— RECORD EXTRACTS —
— begin —

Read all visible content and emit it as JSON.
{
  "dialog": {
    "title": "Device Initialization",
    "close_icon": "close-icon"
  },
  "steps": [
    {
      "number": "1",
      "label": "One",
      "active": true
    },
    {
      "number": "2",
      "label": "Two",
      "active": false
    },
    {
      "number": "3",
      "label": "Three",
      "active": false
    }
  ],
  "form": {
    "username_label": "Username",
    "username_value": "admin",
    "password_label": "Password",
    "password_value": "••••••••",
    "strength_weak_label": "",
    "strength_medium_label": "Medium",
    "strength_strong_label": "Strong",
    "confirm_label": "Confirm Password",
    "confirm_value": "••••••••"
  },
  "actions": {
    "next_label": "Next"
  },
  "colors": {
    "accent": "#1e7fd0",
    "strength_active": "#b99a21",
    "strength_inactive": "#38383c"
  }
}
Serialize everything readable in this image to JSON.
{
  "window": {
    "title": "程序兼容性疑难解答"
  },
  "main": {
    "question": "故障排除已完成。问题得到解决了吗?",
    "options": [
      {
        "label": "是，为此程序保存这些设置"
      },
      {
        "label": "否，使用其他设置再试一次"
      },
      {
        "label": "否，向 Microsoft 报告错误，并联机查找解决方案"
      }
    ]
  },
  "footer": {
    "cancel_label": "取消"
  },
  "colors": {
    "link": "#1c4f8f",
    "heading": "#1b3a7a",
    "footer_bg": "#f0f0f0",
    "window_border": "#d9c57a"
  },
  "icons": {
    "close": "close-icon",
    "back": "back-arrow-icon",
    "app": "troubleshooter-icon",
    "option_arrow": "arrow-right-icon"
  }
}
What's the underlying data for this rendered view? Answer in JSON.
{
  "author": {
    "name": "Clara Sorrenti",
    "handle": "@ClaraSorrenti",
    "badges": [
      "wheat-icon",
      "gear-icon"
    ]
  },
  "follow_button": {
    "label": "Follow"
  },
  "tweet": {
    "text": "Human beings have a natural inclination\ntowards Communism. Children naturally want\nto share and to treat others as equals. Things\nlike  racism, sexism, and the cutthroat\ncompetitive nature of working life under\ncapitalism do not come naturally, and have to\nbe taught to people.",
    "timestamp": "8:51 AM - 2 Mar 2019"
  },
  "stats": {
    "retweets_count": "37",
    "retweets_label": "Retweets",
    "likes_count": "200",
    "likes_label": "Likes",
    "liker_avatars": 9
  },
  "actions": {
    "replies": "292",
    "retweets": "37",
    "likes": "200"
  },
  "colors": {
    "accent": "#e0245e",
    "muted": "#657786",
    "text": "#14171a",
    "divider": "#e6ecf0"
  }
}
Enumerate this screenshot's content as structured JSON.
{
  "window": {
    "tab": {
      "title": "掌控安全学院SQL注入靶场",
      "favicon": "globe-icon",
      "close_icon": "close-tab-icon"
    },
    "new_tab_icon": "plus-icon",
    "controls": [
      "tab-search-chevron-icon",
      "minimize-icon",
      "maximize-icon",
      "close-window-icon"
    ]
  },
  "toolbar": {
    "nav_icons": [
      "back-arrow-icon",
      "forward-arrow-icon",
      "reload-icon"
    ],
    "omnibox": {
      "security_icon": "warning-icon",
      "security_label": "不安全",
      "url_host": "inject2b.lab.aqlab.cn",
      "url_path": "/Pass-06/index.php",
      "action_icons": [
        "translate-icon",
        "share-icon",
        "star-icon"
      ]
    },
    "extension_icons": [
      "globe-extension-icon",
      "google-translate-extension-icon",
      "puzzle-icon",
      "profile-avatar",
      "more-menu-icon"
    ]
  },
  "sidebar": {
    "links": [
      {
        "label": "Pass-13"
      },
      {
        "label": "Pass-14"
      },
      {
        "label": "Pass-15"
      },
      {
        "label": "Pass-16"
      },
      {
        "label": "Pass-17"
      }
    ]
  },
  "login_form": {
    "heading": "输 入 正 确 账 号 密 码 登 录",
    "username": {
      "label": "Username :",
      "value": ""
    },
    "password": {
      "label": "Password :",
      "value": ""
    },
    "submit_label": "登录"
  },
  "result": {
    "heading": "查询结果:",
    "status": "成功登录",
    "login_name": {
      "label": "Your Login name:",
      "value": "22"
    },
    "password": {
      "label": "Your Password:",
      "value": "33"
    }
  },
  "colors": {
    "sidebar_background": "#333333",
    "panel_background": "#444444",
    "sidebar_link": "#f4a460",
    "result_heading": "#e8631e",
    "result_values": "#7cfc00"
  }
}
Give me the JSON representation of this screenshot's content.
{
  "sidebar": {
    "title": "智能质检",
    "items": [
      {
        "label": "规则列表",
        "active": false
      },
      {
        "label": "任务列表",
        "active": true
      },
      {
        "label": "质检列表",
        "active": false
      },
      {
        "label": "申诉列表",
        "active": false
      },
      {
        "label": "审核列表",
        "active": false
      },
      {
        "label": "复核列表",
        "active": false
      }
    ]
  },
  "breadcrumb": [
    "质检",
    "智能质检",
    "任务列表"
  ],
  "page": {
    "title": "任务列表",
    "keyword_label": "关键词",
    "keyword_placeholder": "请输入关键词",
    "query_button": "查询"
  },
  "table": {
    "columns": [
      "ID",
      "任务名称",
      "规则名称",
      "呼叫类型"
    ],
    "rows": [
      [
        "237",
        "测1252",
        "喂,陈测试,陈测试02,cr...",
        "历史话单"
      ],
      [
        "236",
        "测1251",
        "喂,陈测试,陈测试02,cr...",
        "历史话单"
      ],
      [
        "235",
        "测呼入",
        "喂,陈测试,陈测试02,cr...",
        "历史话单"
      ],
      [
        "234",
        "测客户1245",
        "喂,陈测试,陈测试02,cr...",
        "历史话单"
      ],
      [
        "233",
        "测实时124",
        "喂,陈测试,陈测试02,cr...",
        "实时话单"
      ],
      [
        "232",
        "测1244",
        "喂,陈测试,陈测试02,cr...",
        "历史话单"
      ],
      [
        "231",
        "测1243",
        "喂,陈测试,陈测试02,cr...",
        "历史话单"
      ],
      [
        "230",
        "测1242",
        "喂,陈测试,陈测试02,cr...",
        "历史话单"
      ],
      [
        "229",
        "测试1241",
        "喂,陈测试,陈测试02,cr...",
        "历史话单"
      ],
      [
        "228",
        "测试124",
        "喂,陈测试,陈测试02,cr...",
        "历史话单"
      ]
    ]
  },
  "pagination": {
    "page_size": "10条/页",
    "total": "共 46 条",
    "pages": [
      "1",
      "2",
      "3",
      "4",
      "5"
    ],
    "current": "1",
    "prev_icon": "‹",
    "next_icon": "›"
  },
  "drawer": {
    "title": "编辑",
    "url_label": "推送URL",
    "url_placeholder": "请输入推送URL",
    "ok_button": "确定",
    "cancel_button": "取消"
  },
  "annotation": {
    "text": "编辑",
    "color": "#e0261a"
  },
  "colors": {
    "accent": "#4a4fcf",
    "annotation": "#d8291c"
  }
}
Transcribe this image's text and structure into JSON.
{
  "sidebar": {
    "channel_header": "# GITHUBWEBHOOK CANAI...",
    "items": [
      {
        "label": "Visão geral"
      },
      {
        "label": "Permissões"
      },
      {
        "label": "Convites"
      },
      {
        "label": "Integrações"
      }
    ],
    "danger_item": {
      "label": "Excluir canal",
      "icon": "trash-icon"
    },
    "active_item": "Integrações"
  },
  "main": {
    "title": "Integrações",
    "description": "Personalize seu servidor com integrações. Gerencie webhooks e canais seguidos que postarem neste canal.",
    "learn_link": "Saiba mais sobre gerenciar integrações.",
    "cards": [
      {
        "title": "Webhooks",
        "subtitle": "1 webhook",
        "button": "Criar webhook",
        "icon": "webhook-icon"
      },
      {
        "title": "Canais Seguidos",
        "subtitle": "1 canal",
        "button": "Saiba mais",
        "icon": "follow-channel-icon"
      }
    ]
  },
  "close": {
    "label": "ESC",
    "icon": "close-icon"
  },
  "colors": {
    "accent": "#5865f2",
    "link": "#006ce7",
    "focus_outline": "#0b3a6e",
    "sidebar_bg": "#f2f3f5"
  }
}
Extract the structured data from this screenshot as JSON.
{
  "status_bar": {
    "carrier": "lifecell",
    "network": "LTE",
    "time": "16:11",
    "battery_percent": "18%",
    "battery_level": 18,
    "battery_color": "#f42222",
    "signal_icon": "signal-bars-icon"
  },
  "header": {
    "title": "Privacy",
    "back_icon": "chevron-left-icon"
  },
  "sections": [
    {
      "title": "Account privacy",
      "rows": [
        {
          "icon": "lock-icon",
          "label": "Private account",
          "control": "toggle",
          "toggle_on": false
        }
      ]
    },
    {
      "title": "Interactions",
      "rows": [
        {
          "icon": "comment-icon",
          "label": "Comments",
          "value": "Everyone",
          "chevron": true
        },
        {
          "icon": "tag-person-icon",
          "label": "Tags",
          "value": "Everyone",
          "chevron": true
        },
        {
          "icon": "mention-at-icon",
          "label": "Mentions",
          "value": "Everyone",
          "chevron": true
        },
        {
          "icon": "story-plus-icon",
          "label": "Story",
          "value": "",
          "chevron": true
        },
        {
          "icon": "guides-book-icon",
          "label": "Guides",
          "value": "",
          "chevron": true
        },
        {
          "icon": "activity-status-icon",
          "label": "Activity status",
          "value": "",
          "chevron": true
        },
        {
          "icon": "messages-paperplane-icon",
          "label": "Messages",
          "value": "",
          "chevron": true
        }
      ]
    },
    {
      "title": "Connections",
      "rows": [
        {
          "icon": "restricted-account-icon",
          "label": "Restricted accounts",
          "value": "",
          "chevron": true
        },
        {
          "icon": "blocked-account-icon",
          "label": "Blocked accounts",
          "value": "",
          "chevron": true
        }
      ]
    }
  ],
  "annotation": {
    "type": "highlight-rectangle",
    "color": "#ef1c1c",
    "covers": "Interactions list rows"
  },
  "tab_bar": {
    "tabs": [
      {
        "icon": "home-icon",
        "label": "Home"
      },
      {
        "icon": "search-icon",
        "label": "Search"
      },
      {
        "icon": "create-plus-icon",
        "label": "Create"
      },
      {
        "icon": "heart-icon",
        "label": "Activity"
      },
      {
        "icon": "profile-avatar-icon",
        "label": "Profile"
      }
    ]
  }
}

— end —

— JOB —
Gather each line of the listing containing the word "structured" and show it.

— RESULT OF THE EXERCISE —
Enumerate this screenshot's content as structured JSON.
Extract the structured data from this screenshot as JSON.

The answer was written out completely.